Data entries:
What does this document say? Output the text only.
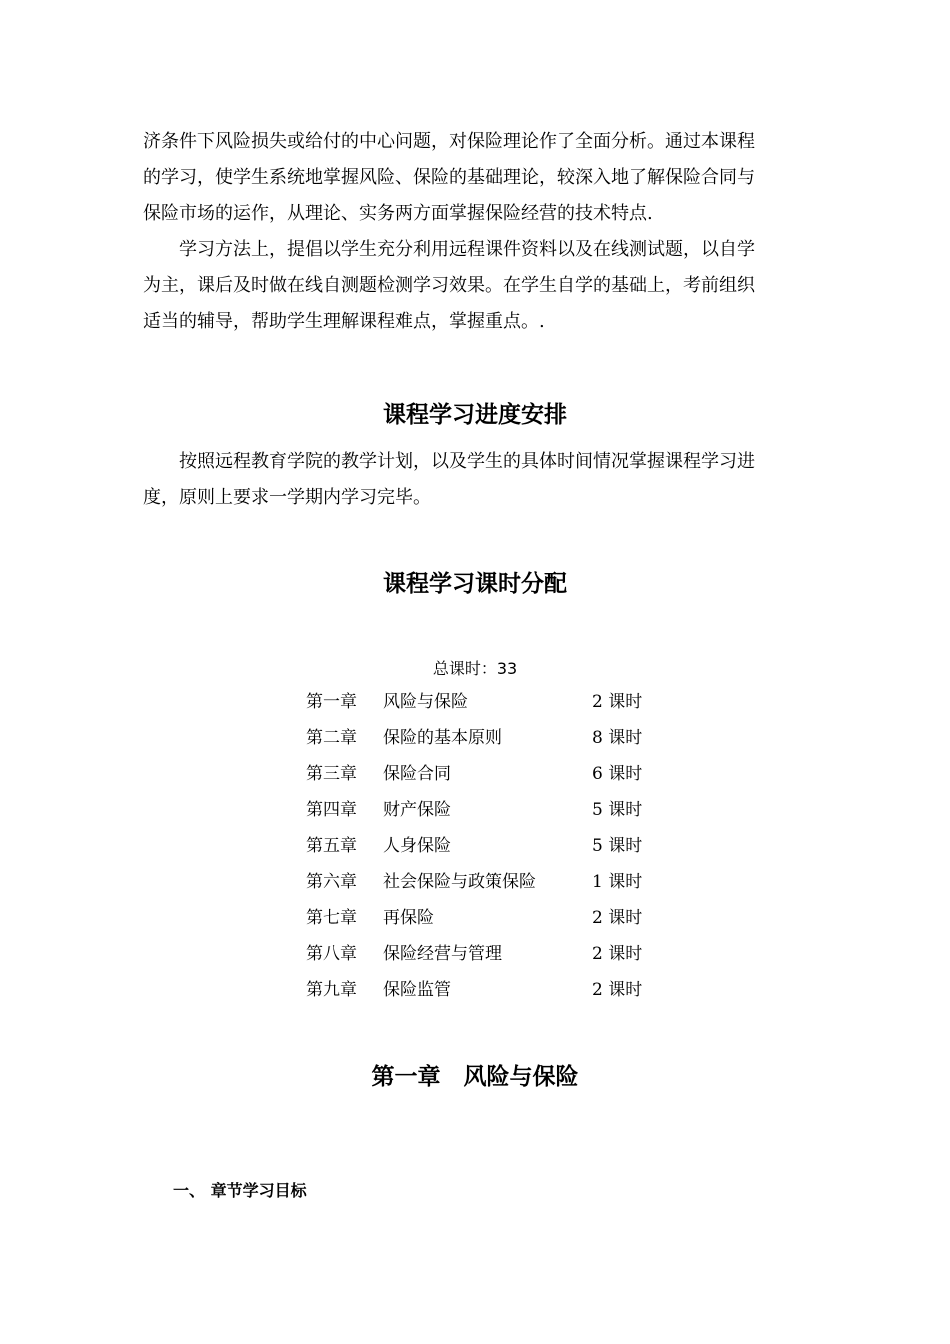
济条件下风险损失或给付的中心问题，对保险理论作了全面分析。通过本课程
的学习，使学生系统地掌握风险、保险的基础理论，较深入地了解保险合同与
保险市场的运作，从理论、实务两方面掌握保险经营的技术特点.
学习方法上，提倡以学生充分利用远程课件资料以及在线测试题，以自学
为主，课后及时做在线自测题检测学习效果。在学生自学的基础上，考前组织
适当的辅导，帮助学生理解课程难点，掌握重点。.
课程学习进度安排
按照远程教育学院的教学计划，以及学生的具体时间情况掌握课程学习进
度，原则上要求一学期内学习完毕。
课程学习课时分配

总课时：33

第一章 风险与保险	2 课时
第二章 保险的基本原则	8 课时
第三章 保险合同	6 课时
第四章 财产保险	5 课时
第五章 人身保险	5 课时
第六章 社会保险与政策保险	1 课时
第七章 再保险	2 课时
第八章 保险经营与管理	2 课时
第九章 保险监管	2 课时
第一章　风险与保险

一、 章节学习目标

## [WHAT YOU HAVE TO DO]
Make an exact copy of the whole listing, but don't bring over any pictures.

## [COMPLETED TASK]
What does this document say? Output the text only.
济条件下风险损失或给付的中心问题，对保险理论作了全面分析。通过本课程
的学习，使学生系统地掌握风险、保险的基础理论，较深入地了解保险合同与
保险市场的运作，从理论、实务两方面掌握保险经营的技术特点.
学习方法上，提倡以学生充分利用远程课件资料以及在线测试题，以自学
为主，课后及时做在线自测题检测学习效果。在学生自学的基础上，考前组织
适当的辅导，帮助学生理解课程难点，掌握重点。.
课程学习进度安排
按照远程教育学院的教学计划，以及学生的具体时间情况掌握课程学习进
度，原则上要求一学期内学习完毕。
课程学习课时分配

总课时：33

第一章 风险与保险	2 课时
第二章 保险的基本原则	8 课时
第三章 保险合同	6 课时
第四章 财产保险	5 课时
第五章 人身保险	5 课时
第六章 社会保险与政策保险	1 课时
第七章 再保险	2 课时
第八章 保险经营与管理	2 课时
第九章 保险监管	2 课时
第一章　风险与保险

一、 章节学习目标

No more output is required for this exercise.